* **PROBLEM TO WORK ON**
Continue the forum explanation of whether the point (3, -4) solves a system of linear equations, starting right after its final sentence.

To determine if a point is a solution to a system, it must first be a point on both of the lines.

First we should determine if the point (3, -4) lies on the first line by plugging the x value into the first equation.

y = 2*3 + 1

y = 6 + 1

y = 7

Since this is not the y value of the point (-4), then this cannot be a solution to the system.

You could also check the second equation by the same procedure,

y = -2/3*3 - 3

y = -2 -3

y = -5

This is also not the point, therefore the point (3,-4) is not the solution to the system of equations.

Please let me know if you need any clarification of this explaination.

Mar 23rd, 2015

I still don't understabd

Mar 23rd, 2015

What I showed you was a proof that the point given does not lie on either of the lines.  If the point is not on the line, then it cannot be the solution.

(Dataset entries)
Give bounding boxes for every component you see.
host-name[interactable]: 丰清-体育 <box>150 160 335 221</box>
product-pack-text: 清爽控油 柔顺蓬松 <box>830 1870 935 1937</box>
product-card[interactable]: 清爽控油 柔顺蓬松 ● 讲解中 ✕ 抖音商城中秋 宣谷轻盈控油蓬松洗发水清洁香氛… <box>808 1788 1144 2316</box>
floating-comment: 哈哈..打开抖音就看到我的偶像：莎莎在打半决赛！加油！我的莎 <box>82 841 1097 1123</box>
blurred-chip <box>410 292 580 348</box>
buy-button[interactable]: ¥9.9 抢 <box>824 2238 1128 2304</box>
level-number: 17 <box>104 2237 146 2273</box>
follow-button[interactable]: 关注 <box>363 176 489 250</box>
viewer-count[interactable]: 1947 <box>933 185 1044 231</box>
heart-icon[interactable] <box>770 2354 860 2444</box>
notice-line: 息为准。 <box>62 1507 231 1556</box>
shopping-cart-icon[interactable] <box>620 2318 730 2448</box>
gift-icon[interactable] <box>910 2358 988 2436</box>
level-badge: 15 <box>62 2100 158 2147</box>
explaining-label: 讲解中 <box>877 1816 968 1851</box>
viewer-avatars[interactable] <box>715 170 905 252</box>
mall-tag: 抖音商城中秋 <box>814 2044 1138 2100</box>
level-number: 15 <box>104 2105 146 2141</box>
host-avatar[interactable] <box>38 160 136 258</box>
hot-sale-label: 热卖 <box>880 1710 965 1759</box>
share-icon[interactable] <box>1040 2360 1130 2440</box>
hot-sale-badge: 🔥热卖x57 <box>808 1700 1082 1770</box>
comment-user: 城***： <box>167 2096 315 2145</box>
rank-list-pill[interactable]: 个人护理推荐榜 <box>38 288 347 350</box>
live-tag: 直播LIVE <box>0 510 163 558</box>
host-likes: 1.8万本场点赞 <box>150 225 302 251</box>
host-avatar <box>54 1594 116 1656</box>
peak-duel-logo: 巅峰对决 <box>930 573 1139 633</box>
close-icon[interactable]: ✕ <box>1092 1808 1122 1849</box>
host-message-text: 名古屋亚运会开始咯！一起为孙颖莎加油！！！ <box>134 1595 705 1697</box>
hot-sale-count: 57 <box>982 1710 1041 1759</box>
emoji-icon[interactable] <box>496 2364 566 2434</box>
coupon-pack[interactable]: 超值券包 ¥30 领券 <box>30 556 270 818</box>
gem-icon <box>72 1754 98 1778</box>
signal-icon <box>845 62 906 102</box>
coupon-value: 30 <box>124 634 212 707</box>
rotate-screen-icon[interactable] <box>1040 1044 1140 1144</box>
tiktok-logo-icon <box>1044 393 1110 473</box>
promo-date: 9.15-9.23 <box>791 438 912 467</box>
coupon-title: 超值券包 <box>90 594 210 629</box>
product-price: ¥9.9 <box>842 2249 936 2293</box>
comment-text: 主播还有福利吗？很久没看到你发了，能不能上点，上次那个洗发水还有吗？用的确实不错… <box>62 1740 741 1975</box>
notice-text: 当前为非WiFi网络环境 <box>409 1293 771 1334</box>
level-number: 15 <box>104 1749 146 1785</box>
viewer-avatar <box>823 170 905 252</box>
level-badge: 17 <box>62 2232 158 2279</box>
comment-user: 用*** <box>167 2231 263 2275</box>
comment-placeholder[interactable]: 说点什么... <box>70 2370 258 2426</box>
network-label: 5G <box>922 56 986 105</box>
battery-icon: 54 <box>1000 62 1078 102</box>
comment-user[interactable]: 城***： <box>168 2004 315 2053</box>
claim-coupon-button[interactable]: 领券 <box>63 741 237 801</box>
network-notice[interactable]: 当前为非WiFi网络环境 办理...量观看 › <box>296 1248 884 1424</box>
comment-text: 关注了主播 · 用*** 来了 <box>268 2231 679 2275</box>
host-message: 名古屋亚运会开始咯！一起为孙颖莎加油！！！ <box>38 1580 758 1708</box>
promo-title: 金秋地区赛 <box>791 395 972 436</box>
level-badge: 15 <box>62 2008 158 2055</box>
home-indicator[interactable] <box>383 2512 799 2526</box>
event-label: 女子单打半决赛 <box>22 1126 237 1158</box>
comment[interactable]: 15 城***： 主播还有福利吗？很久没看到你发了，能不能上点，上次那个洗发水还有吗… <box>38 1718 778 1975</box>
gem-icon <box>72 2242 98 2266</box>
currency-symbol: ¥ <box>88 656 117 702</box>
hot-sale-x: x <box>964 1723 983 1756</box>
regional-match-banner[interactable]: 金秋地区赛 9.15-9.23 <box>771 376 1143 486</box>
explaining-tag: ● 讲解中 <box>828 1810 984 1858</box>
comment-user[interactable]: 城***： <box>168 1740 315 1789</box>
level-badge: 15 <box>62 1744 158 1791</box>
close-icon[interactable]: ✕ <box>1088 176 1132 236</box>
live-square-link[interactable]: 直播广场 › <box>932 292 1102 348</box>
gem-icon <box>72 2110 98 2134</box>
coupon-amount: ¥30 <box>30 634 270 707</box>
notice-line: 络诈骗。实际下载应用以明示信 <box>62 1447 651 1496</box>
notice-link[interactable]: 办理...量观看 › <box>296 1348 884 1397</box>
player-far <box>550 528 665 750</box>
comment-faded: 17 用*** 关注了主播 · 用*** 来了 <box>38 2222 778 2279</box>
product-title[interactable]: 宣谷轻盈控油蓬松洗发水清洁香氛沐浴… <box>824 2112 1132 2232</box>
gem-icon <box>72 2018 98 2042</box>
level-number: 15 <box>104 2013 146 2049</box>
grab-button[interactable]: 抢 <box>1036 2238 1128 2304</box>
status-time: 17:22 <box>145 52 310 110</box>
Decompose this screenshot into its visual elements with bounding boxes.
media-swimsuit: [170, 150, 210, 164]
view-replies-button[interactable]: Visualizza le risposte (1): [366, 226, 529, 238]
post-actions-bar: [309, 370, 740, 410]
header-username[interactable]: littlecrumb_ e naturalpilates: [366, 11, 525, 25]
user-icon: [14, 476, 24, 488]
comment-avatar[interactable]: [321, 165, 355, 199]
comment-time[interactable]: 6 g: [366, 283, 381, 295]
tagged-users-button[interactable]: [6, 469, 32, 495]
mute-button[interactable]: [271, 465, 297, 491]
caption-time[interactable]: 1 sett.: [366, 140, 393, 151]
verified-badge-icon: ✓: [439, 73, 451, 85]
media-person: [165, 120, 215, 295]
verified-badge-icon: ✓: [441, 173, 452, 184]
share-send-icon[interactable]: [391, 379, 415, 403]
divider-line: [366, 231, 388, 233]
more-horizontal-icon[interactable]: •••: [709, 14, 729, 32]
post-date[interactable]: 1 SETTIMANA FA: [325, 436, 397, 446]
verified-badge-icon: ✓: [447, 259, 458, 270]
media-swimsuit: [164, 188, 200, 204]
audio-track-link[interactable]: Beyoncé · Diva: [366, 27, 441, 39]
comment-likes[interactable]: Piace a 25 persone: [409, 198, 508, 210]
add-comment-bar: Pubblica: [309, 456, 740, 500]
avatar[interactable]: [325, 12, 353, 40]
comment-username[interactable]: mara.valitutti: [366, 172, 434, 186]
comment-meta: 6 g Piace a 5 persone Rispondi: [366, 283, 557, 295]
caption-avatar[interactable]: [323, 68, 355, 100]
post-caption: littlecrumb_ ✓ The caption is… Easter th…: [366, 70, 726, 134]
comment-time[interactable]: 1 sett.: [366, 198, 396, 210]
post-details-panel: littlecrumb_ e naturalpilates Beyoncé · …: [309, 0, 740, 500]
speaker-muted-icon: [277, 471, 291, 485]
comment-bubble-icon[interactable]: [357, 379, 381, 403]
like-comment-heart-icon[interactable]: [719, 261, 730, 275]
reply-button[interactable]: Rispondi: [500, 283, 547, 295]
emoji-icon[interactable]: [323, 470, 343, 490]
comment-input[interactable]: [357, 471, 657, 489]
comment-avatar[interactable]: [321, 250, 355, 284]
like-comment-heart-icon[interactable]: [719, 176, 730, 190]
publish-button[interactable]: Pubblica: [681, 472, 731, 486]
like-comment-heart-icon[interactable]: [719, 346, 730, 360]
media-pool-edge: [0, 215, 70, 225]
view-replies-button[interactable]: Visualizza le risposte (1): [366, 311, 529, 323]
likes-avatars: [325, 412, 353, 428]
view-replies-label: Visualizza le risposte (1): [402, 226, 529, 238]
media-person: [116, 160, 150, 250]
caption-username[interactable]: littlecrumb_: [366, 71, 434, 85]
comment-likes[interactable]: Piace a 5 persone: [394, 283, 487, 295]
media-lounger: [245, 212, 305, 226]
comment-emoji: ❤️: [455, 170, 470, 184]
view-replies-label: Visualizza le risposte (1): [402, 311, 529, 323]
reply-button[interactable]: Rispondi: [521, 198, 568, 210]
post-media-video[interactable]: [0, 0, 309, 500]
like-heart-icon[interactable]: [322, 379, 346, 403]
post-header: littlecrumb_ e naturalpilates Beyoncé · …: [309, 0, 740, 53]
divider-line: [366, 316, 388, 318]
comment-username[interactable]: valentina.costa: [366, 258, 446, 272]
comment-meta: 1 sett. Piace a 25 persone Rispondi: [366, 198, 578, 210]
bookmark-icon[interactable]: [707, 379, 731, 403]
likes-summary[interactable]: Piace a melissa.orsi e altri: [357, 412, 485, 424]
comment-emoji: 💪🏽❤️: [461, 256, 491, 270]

* **RESPONSE**
A point that lies on the line would give you the y value back when you plugged in x.  For example, if you wanted to know if (1,6) is a solution to y = 2x +4.  We plug in x = 1

y = 2*1 + 4

y = 2 + 4

y = 6

Since 6 is also the value given by the point, it is a solution for the line.

Another way you could have solved the original problem, would be to solve the system of equations like any other and ignore the point.  If the solution you reach is the same as the point then you know that the point is the solution to the system of equations.

y=2x+1 y=-2/3x-3

Solve the system:

2x + 1 = -2/3x - 3

8/3x = - 4

x = -4*3/8

x = - 3/2

y = 2*-3/2 + 1

y = -3 + 1

y = -2

Solution to the system of equations is (-3/2 , -2) and not the point (3 , -4)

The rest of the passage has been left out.